Work instructions> Write out the listing below again, precisely as it is given.
-- start of Records to use --
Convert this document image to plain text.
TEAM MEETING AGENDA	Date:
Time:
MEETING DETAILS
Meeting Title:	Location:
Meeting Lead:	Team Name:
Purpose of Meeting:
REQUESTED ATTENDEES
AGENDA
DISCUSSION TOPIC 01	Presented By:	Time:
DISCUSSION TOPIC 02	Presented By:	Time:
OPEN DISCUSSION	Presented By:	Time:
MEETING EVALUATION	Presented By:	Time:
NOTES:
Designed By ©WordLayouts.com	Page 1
-- end of Records to use --
Finished answer>
Convert this document image to plain text.
TEAM MEETING AGENDA	Date:
Time:
MEETING DETAILS
Meeting Title:	Location:
Meeting Lead:	Team Name:
Purpose of Meeting:
REQUESTED ATTENDEES
AGENDA
DISCUSSION TOPIC 01	Presented By:	Time:
DISCUSSION TOPIC 02	Presented By:	Time:
OPEN DISCUSSION	Presented By:	Time:
MEETING EVALUATION	Presented By:	Time:
NOTES:
Designed By ©WordLayouts.com	Page 1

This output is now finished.